══ Dataset rows

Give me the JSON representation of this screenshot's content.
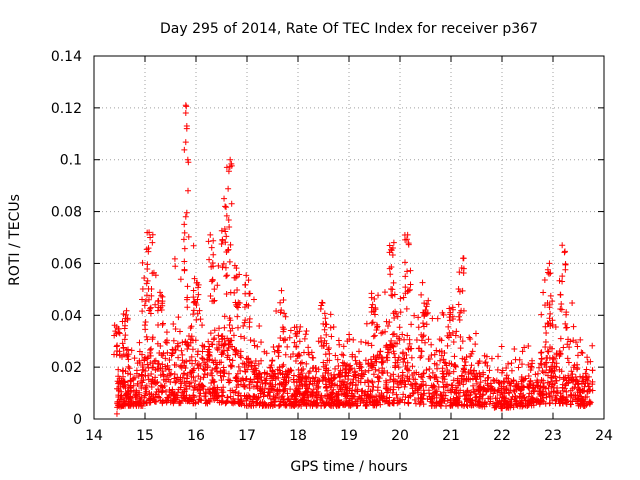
{
  "chart_data": {
    "type": "scatter",
    "title": "Day 295 of 2014, Rate Of TEC Index for receiver p367",
    "xlabel": "GPS time / hours",
    "ylabel": "ROTI / TECUs",
    "xlim": [
      14,
      24
    ],
    "ylim": [
      0,
      0.14
    ],
    "xticks": [
      14,
      15,
      16,
      17,
      18,
      19,
      20,
      21,
      22,
      23,
      24
    ],
    "yticks": [
      0,
      0.02,
      0.04,
      0.06,
      0.08,
      0.1,
      0.12,
      0.14
    ],
    "xtick_labels": [
      "14",
      "15",
      "16",
      "17",
      "18",
      "19",
      "20",
      "21",
      "22",
      "23",
      "24"
    ],
    "ytick_labels": [
      "0",
      "0.02",
      "0.04",
      "0.06",
      "0.08",
      "0.1",
      "0.12",
      "0.14"
    ],
    "grid": true,
    "marker": "+",
    "color": "#ff0000",
    "series": [
      {
        "name": "ROTI",
        "x_range_hours": [
          14.45,
          23.78
        ],
        "envelope": [
          {
            "x": 14.45,
            "low": 0.004,
            "high": 0.024,
            "peak": 0.037
          },
          {
            "x": 14.6,
            "low": 0.005,
            "high": 0.026,
            "peak": 0.043
          },
          {
            "x": 14.8,
            "low": 0.005,
            "high": 0.022,
            "peak": 0.033
          },
          {
            "x": 15.0,
            "low": 0.005,
            "high": 0.034,
            "peak": 0.062
          },
          {
            "x": 15.1,
            "low": 0.006,
            "high": 0.04,
            "peak": 0.072
          },
          {
            "x": 15.3,
            "low": 0.006,
            "high": 0.035,
            "peak": 0.05
          },
          {
            "x": 15.5,
            "low": 0.006,
            "high": 0.038,
            "peak": 0.045
          },
          {
            "x": 15.8,
            "low": 0.006,
            "high": 0.045,
            "peak": 0.121
          },
          {
            "x": 16.0,
            "low": 0.006,
            "high": 0.04,
            "peak": 0.055
          },
          {
            "x": 16.3,
            "low": 0.006,
            "high": 0.045,
            "peak": 0.071
          },
          {
            "x": 16.55,
            "low": 0.006,
            "high": 0.05,
            "peak": 0.085
          },
          {
            "x": 16.65,
            "low": 0.006,
            "high": 0.048,
            "peak": 0.1
          },
          {
            "x": 16.8,
            "low": 0.006,
            "high": 0.04,
            "peak": 0.06
          },
          {
            "x": 17.0,
            "low": 0.005,
            "high": 0.035,
            "peak": 0.056
          },
          {
            "x": 17.3,
            "low": 0.005,
            "high": 0.025,
            "peak": 0.035
          },
          {
            "x": 17.7,
            "low": 0.005,
            "high": 0.03,
            "peak": 0.05
          },
          {
            "x": 18.0,
            "low": 0.005,
            "high": 0.024,
            "peak": 0.037
          },
          {
            "x": 18.5,
            "low": 0.005,
            "high": 0.03,
            "peak": 0.045
          },
          {
            "x": 19.0,
            "low": 0.005,
            "high": 0.03,
            "peak": 0.038
          },
          {
            "x": 19.5,
            "low": 0.005,
            "high": 0.034,
            "peak": 0.05
          },
          {
            "x": 19.85,
            "low": 0.006,
            "high": 0.045,
            "peak": 0.068
          },
          {
            "x": 20.15,
            "low": 0.006,
            "high": 0.048,
            "peak": 0.071
          },
          {
            "x": 20.5,
            "low": 0.005,
            "high": 0.035,
            "peak": 0.05
          },
          {
            "x": 21.0,
            "low": 0.005,
            "high": 0.03,
            "peak": 0.045
          },
          {
            "x": 21.2,
            "low": 0.005,
            "high": 0.035,
            "peak": 0.062
          },
          {
            "x": 21.5,
            "low": 0.005,
            "high": 0.028,
            "peak": 0.04
          },
          {
            "x": 22.0,
            "low": 0.004,
            "high": 0.02,
            "peak": 0.028
          },
          {
            "x": 22.5,
            "low": 0.005,
            "high": 0.022,
            "peak": 0.033
          },
          {
            "x": 22.9,
            "low": 0.006,
            "high": 0.035,
            "peak": 0.06
          },
          {
            "x": 23.2,
            "low": 0.006,
            "high": 0.038,
            "peak": 0.067
          },
          {
            "x": 23.5,
            "low": 0.005,
            "high": 0.028,
            "peak": 0.035
          },
          {
            "x": 23.78,
            "low": 0.005,
            "high": 0.022,
            "peak": 0.03
          }
        ],
        "notable_points": [
          {
            "x": 14.45,
            "y": 0.002
          },
          {
            "x": 15.8,
            "y": 0.121
          },
          {
            "x": 15.8,
            "y": 0.118
          },
          {
            "x": 15.82,
            "y": 0.113
          },
          {
            "x": 15.82,
            "y": 0.112
          },
          {
            "x": 15.84,
            "y": 0.1
          },
          {
            "x": 15.85,
            "y": 0.099
          },
          {
            "x": 15.8,
            "y": 0.078
          },
          {
            "x": 16.55,
            "y": 0.085
          },
          {
            "x": 16.57,
            "y": 0.082
          },
          {
            "x": 16.67,
            "y": 0.1
          },
          {
            "x": 16.7,
            "y": 0.083
          },
          {
            "x": 15.08,
            "y": 0.072
          },
          {
            "x": 15.1,
            "y": 0.07
          },
          {
            "x": 16.28,
            "y": 0.071
          },
          {
            "x": 19.88,
            "y": 0.068
          },
          {
            "x": 20.15,
            "y": 0.071
          },
          {
            "x": 21.25,
            "y": 0.062
          },
          {
            "x": 22.93,
            "y": 0.06
          },
          {
            "x": 23.18,
            "y": 0.067
          }
        ]
      }
    ]
  }
}
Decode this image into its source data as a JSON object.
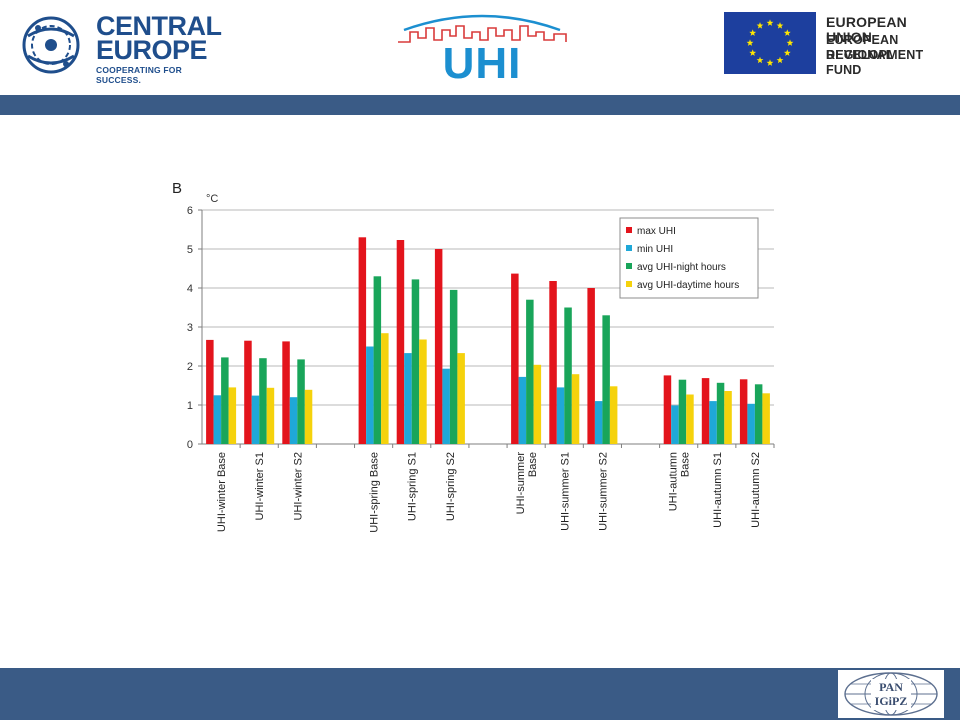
{
  "header": {
    "ce_line1": "CENTRAL",
    "ce_line2": "EUROPE",
    "ce_tagline": "COOPERATING FOR SUCCESS.",
    "uhi_text": "UHI",
    "eu_line1": "EUROPEAN UNION",
    "eu_line2": "EUROPEAN REGIONAL",
    "eu_line3": "DEVELOPMENT FUND"
  },
  "footer": {
    "pan_line1": "PAN",
    "pan_line2": "IGiPZ"
  },
  "colors": {
    "band": "#3a5b86",
    "series": [
      "#e3141c",
      "#1fa8d8",
      "#19a55a",
      "#f5d20c"
    ]
  },
  "chart_data": {
    "type": "bar",
    "panel_label": "B",
    "unit_label": "°C",
    "ylim": [
      0,
      6
    ],
    "yticks": [
      0,
      1,
      2,
      3,
      4,
      5,
      6
    ],
    "grid": true,
    "legend_position": "top-right",
    "groups": [
      {
        "categories": [
          [
            "UHI-winter Base"
          ],
          [
            "UHI-winter S1"
          ],
          [
            "UHI-winter S2"
          ]
        ]
      },
      {
        "categories": [
          [
            "UHI-spring Base"
          ],
          [
            "UHI-spring S1"
          ],
          [
            "UHI-spring S2"
          ]
        ]
      },
      {
        "categories": [
          [
            "UHI-summer",
            "Base"
          ],
          [
            "UHI-summer S1"
          ],
          [
            "UHI-summer S2"
          ]
        ]
      },
      {
        "categories": [
          [
            "UHI-autumn",
            "Base"
          ],
          [
            "UHI-autumn S1"
          ],
          [
            "UHI-autumn S2"
          ]
        ]
      }
    ],
    "series": [
      {
        "name": "max UHI",
        "values": [
          2.67,
          2.65,
          2.63,
          5.3,
          5.23,
          5.0,
          4.37,
          4.18,
          4.0,
          1.76,
          1.69,
          1.66
        ]
      },
      {
        "name": "min UHI",
        "values": [
          1.25,
          1.24,
          1.2,
          2.5,
          2.33,
          1.93,
          1.72,
          1.45,
          1.1,
          0.99,
          1.1,
          1.03
        ]
      },
      {
        "name": "avg UHI-night hours",
        "values": [
          2.22,
          2.2,
          2.17,
          4.3,
          4.22,
          3.95,
          3.7,
          3.5,
          3.3,
          1.65,
          1.57,
          1.53
        ]
      },
      {
        "name": "avg UHI-daytime hours",
        "values": [
          1.45,
          1.44,
          1.39,
          2.84,
          2.68,
          2.33,
          2.03,
          1.79,
          1.48,
          1.27,
          1.36,
          1.3
        ]
      }
    ]
  }
}
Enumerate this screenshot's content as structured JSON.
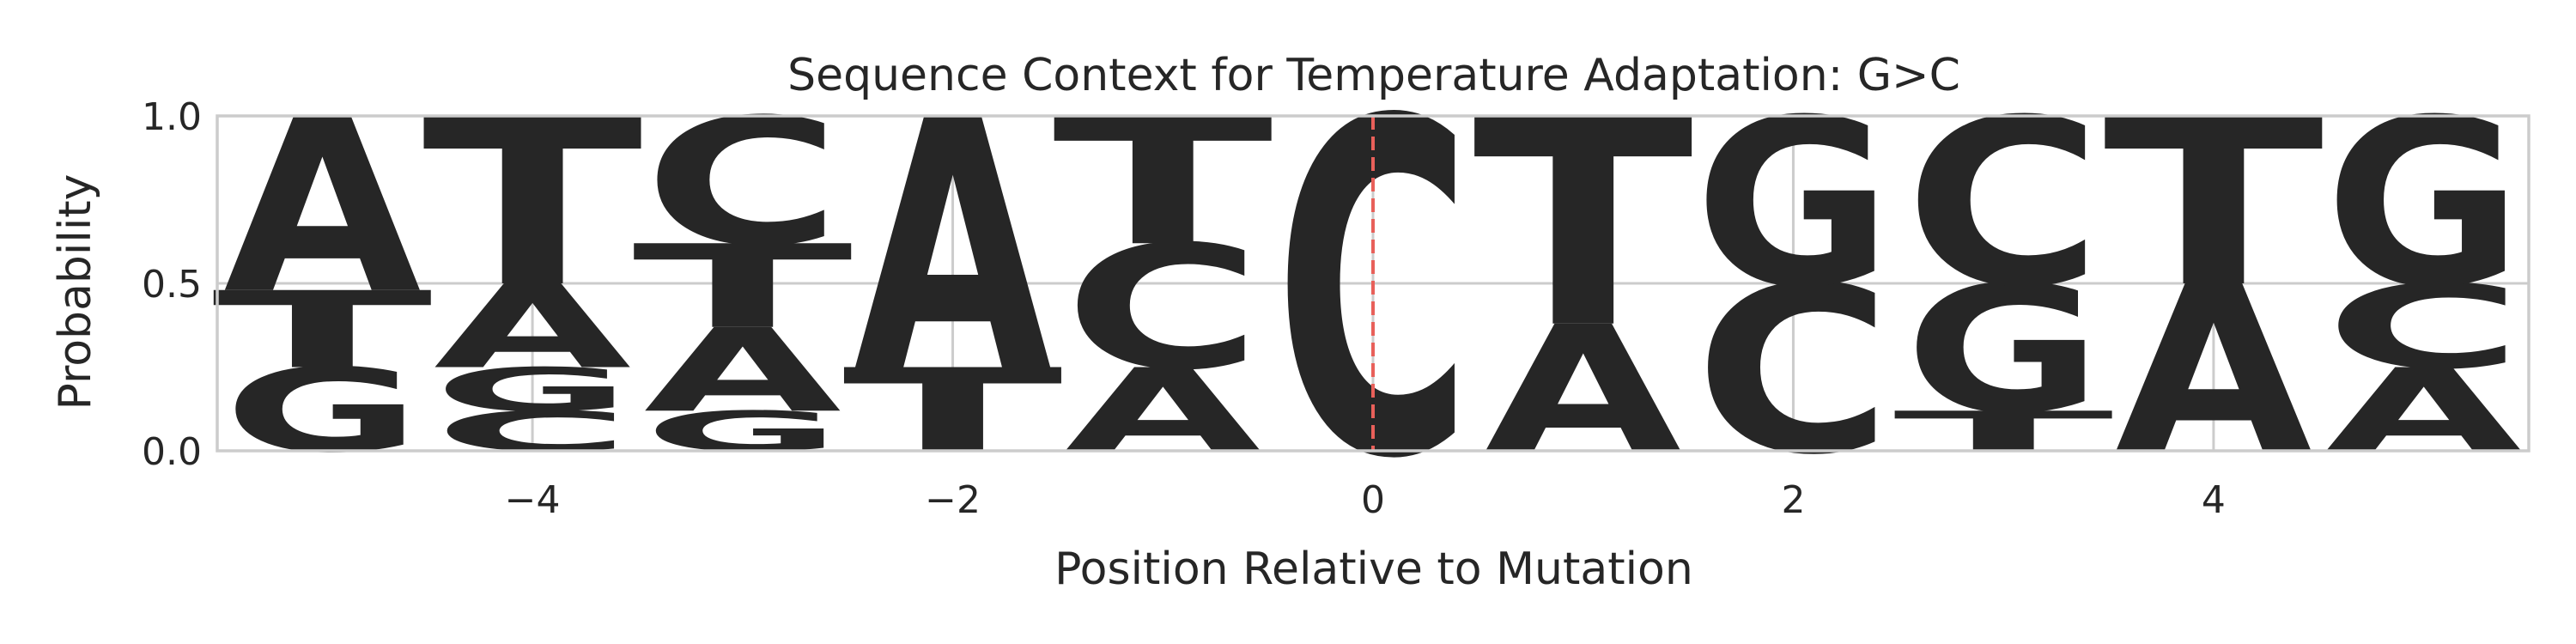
{
  "chart_data": {
    "type": "sequence-logo",
    "title": "Sequence Context for Temperature Adaptation: G>C",
    "xlabel": "Position Relative to Mutation",
    "ylabel": "Probability",
    "xlim": [
      -5.5,
      5.5
    ],
    "ylim": [
      0,
      1
    ],
    "xticks": [
      {
        "value": -4,
        "label": "−4"
      },
      {
        "value": -2,
        "label": "−2"
      },
      {
        "value": 0,
        "label": "0"
      },
      {
        "value": 2,
        "label": "2"
      },
      {
        "value": 4,
        "label": "4"
      }
    ],
    "yticks": [
      {
        "value": 0,
        "label": "0.0"
      },
      {
        "value": 0.5,
        "label": "0.5"
      },
      {
        "value": 1,
        "label": "1.0"
      }
    ],
    "grid": true,
    "mutation_position": 0,
    "colors": {
      "A": "#008000",
      "C": "#0000ff",
      "G": "#ffa500",
      "T": "#ff0000",
      "mutation_line": "#e8605a"
    },
    "positions": [
      {
        "x": -5,
        "stack": [
          {
            "base": "G",
            "p": 0.25
          },
          {
            "base": "T",
            "p": 0.23
          },
          {
            "base": "A",
            "p": 0.52
          }
        ]
      },
      {
        "x": -4,
        "stack": [
          {
            "base": "C",
            "p": 0.12
          },
          {
            "base": "G",
            "p": 0.13
          },
          {
            "base": "A",
            "p": 0.25
          },
          {
            "base": "T",
            "p": 0.5
          }
        ]
      },
      {
        "x": -3,
        "stack": [
          {
            "base": "G",
            "p": 0.12
          },
          {
            "base": "A",
            "p": 0.25
          },
          {
            "base": "T",
            "p": 0.25
          },
          {
            "base": "C",
            "p": 0.38
          }
        ]
      },
      {
        "x": -2,
        "stack": [
          {
            "base": "T",
            "p": 0.25
          },
          {
            "base": "A",
            "p": 0.75
          }
        ]
      },
      {
        "x": -1,
        "stack": [
          {
            "base": "A",
            "p": 0.25
          },
          {
            "base": "C",
            "p": 0.37
          },
          {
            "base": "T",
            "p": 0.38
          }
        ]
      },
      {
        "x": 0,
        "stack": [
          {
            "base": "C",
            "p": 1.0
          }
        ]
      },
      {
        "x": 1,
        "stack": [
          {
            "base": "A",
            "p": 0.38
          },
          {
            "base": "T",
            "p": 0.62
          }
        ]
      },
      {
        "x": 2,
        "stack": [
          {
            "base": "C",
            "p": 0.5
          },
          {
            "base": "G",
            "p": 0.5
          }
        ]
      },
      {
        "x": 3,
        "stack": [
          {
            "base": "T",
            "p": 0.12
          },
          {
            "base": "G",
            "p": 0.38
          },
          {
            "base": "C",
            "p": 0.5
          }
        ]
      },
      {
        "x": 4,
        "stack": [
          {
            "base": "A",
            "p": 0.5
          },
          {
            "base": "T",
            "p": 0.5
          }
        ]
      },
      {
        "x": 5,
        "stack": [
          {
            "base": "A",
            "p": 0.25
          },
          {
            "base": "C",
            "p": 0.25
          },
          {
            "base": "G",
            "p": 0.5
          }
        ]
      }
    ]
  }
}
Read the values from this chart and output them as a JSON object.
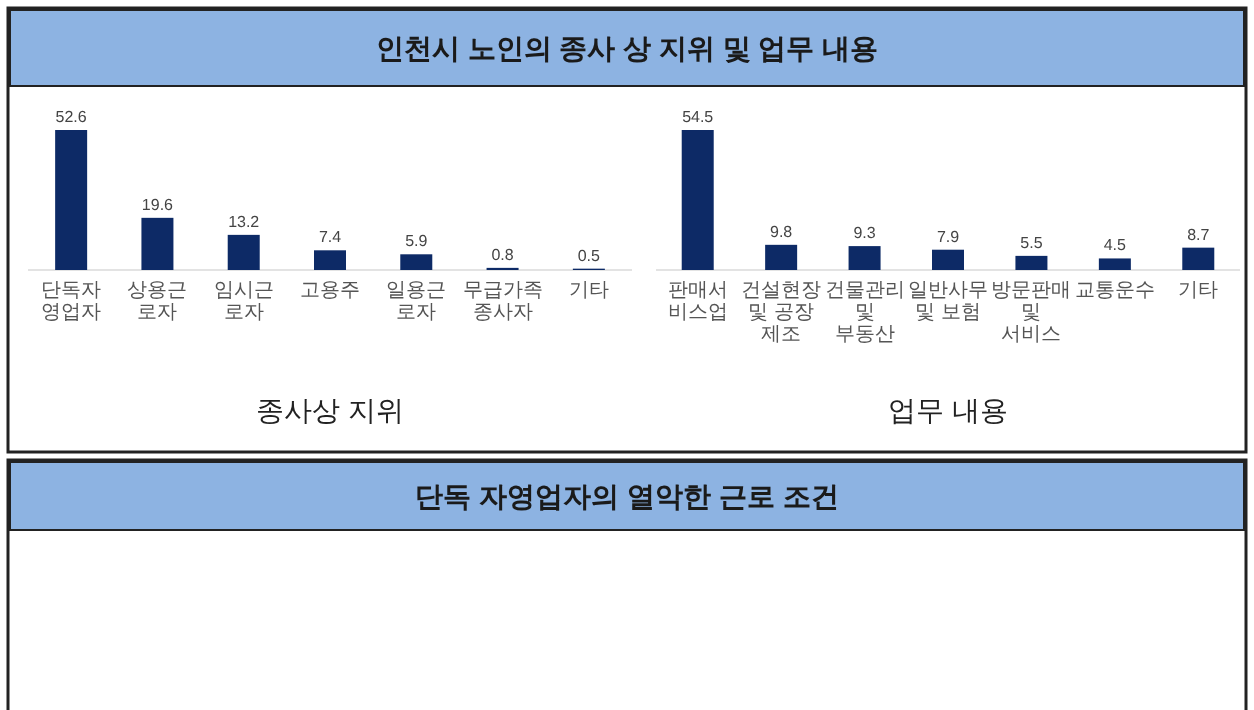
{
  "chart_data": [
    {
      "type": "other",
      "title": "인천시 노인의 종사 상 지위 및 업무 내용"
    },
    {
      "type": "bar",
      "xlabel": "종사상 지위",
      "data_labels": true,
      "color": "#0d2a66",
      "categories": [
        "단독자영업자",
        "상용근로자",
        "임시근로자",
        "고용주",
        "일용근로자",
        "무급가족종사자",
        "기타"
      ],
      "values": [
        52.6,
        19.6,
        13.2,
        7.4,
        5.9,
        0.8,
        0.5
      ]
    },
    {
      "type": "bar",
      "xlabel": "업무 내용",
      "data_labels": true,
      "color": "#0d2a66",
      "categories": [
        "판매서비스업",
        "건설현장 및 공장 제조",
        "건물관리 및 부동산",
        "일반사무 및 보험",
        "방문판매 및 서비스",
        "교통운수",
        "기타"
      ],
      "values": [
        54.5,
        9.8,
        9.3,
        7.9,
        5.5,
        4.5,
        8.7
      ]
    },
    {
      "type": "other",
      "title": "단독 자영업자의 열악한 근로 조건"
    }
  ]
}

════

Within the data above, pick out all lines holding the word "summer".

Solution for this task
            "UHI-summer",
            "UHI-summer S1"
            "UHI-summer S2"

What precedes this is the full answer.